→ **Exercise**: Extract each line of the data below exactly as written.

Source records
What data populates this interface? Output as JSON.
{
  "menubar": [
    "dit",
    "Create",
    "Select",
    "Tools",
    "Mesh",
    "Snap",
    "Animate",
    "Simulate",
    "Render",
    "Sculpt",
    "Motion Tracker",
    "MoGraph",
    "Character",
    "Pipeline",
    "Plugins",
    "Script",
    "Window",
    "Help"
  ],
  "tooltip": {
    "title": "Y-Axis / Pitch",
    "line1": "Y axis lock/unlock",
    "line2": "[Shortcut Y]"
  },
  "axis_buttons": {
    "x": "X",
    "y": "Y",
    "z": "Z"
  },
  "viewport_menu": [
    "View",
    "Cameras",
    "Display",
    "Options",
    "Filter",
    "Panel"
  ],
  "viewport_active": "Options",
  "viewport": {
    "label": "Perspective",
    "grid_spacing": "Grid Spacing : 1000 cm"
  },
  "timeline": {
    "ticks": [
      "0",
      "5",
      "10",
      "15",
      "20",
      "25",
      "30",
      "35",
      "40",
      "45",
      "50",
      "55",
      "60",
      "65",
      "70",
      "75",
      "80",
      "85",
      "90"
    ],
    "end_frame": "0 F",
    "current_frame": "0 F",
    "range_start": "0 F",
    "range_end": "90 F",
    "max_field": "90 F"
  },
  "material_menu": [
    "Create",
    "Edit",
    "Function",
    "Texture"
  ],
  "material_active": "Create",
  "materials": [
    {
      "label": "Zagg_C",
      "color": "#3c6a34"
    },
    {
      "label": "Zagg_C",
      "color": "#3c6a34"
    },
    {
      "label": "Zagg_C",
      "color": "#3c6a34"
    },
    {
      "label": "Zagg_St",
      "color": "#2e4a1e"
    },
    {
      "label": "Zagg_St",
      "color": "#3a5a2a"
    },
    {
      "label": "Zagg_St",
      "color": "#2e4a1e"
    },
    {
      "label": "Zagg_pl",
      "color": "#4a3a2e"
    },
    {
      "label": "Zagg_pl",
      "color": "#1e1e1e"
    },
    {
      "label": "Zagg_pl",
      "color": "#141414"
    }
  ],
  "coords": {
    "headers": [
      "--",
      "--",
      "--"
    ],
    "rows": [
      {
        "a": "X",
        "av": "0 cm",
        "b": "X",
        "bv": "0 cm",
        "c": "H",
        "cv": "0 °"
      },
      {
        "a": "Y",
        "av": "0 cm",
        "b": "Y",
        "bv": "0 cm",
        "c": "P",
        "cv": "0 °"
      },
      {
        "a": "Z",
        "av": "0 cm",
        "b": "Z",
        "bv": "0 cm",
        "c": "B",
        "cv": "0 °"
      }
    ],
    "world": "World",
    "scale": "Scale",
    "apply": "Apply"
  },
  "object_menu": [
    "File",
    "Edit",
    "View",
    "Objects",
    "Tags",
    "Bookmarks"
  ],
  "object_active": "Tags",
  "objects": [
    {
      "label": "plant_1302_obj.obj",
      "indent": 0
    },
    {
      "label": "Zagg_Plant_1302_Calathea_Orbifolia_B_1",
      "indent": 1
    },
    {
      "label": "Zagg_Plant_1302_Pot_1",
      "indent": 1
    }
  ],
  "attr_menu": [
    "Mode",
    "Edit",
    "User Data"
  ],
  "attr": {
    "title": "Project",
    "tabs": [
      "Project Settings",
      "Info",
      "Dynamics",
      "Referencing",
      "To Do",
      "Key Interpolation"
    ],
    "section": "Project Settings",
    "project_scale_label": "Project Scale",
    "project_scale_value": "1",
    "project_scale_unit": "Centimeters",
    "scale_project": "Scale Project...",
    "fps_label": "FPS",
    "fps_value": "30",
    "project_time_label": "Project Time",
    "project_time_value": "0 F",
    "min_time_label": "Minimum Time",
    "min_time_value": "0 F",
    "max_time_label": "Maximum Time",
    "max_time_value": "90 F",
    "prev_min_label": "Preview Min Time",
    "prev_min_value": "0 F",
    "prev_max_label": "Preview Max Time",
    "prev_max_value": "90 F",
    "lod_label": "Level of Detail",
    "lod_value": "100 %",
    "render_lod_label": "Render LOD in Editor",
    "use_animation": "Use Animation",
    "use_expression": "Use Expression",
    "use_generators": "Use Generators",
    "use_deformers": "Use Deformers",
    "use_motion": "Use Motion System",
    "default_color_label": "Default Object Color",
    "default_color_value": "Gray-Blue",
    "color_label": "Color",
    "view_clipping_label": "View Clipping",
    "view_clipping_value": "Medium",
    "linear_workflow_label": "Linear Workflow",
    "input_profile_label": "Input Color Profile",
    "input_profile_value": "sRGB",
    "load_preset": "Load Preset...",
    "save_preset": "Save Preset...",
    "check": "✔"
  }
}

→ **Reply**:
What data populates this interface? Output as JSON.
{
  "menubar": [
    "dit",
    "Create",
    "Select",
    "Tools",
    "Mesh",
    "Snap",
    "Animate",
    "Simulate",
    "Render",
    "Sculpt",
    "Motion Tracker",
    "MoGraph",
    "Character",
    "Pipeline",
    "Plugins",
    "Script",
    "Window",
    "Help"
  ],
  "tooltip": {
    "title": "Y-Axis / Pitch",
    "line1": "Y axis lock/unlock",
    "line2": "[Shortcut Y]"
  },
  "axis_buttons": {
    "x": "X",
    "y": "Y",
    "z": "Z"
  },
  "viewport_menu": [
    "View",
    "Cameras",
    "Display",
    "Options",
    "Filter",
    "Panel"
  ],
  "viewport_active": "Options",
  "viewport": {
    "label": "Perspective",
    "grid_spacing": "Grid Spacing : 1000 cm"
  },
  "timeline": {
    "ticks": [
      "0",
      "5",
      "10",
      "15",
      "20",
      "25",
      "30",
      "35",
      "40",
      "45",
      "50",
      "55",
      "60",
      "65",
      "70",
      "75",
      "80",
      "85",
      "90"
    ],
    "end_frame": "0 F",
    "current_frame": "0 F",
    "range_start": "0 F",
    "range_end": "90 F",
    "max_field": "90 F"
  },
  "material_menu": [
    "Create",
    "Edit",
    "Function",
    "Texture"
  ],
  "material_active": "Create",
  "materials": [
    {
      "label": "Zagg_C",
      "color": "#3c6a34"
    },
    {
      "label": "Zagg_C",
      "color": "#3c6a34"
    },
    {
      "label": "Zagg_C",
      "color": "#3c6a34"
    },
    {
      "label": "Zagg_St",
      "color": "#2e4a1e"
    },
    {
      "label": "Zagg_St",
      "color": "#3a5a2a"
    },
    {
      "label": "Zagg_St",
      "color": "#2e4a1e"
    },
    {
      "label": "Zagg_pl",
      "color": "#4a3a2e"
    },
    {
      "label": "Zagg_pl",
      "color": "#1e1e1e"
    },
    {
      "label": "Zagg_pl",
      "color": "#141414"
    }
  ],
  "coords": {
    "headers": [
      "--",
      "--",
      "--"
    ],
    "rows": [
      {
        "a": "X",
        "av": "0 cm",
        "b": "X",
        "bv": "0 cm",
        "c": "H",
        "cv": "0 °"
      },
      {
        "a": "Y",
        "av": "0 cm",
        "b": "Y",
        "bv": "0 cm",
        "c": "P",
        "cv": "0 °"
      },
      {
        "a": "Z",
        "av": "0 cm",
        "b": "Z",
        "bv": "0 cm",
        "c": "B",
        "cv": "0 °"
      }
    ],
    "world": "World",
    "scale": "Scale",
    "apply": "Apply"
  },
  "object_menu": [
    "File",
    "Edit",
    "View",
    "Objects",
    "Tags",
    "Bookmarks"
  ],
  "object_active": "Tags",
  "objects": [
    {
      "label": "plant_1302_obj.obj",
      "indent": 0
    },
    {
      "label": "Zagg_Plant_1302_Calathea_Orbifolia_B_1",
      "indent": 1
    },
    {
      "label": "Zagg_Plant_1302_Pot_1",
      "indent": 1
    }
  ],
  "attr_menu": [
    "Mode",
    "Edit",
    "User Data"
  ],
  "attr": {
    "title": "Project",
    "tabs": [
      "Project Settings",
      "Info",
      "Dynamics",
      "Referencing",
      "To Do",
      "Key Interpolation"
    ],
    "section": "Project Settings",
    "project_scale_label": "Project Scale",
    "project_scale_value": "1",
    "project_scale_unit": "Centimeters",
    "scale_project": "Scale Project...",
    "fps_label": "FPS",
    "fps_value": "30",
    "project_time_label": "Project Time",
    "project_time_value": "0 F",
    "min_time_label": "Minimum Time",
    "min_time_value": "0 F",
    "max_time_label": "Maximum Time",
    "max_time_value": "90 F",
    "prev_min_label": "Preview Min Time",
    "prev_min_value": "0 F",
    "prev_max_label": "Preview Max Time",
    "prev_max_value": "90 F",
    "lod_label": "Level of Detail",
    "lod_value": "100 %",
    "render_lod_label": "Render LOD in Editor",
    "use_animation": "Use Animation",
    "use_expression": "Use Expression",
    "use_generators": "Use Generators",
    "use_deformers": "Use Deformers",
    "use_motion": "Use Motion System",
    "default_color_label": "Default Object Color",
    "default_color_value": "Gray-Blue",
    "color_label": "Color",
    "view_clipping_label": "View Clipping",
    "view_clipping_value": "Medium",
    "linear_workflow_label": "Linear Workflow",
    "input_profile_label": "Input Color Profile",
    "input_profile_value": "sRGB",
    "load_preset": "Load Preset...",
    "save_preset": "Save Preset...",
    "check": "✔"
  }
}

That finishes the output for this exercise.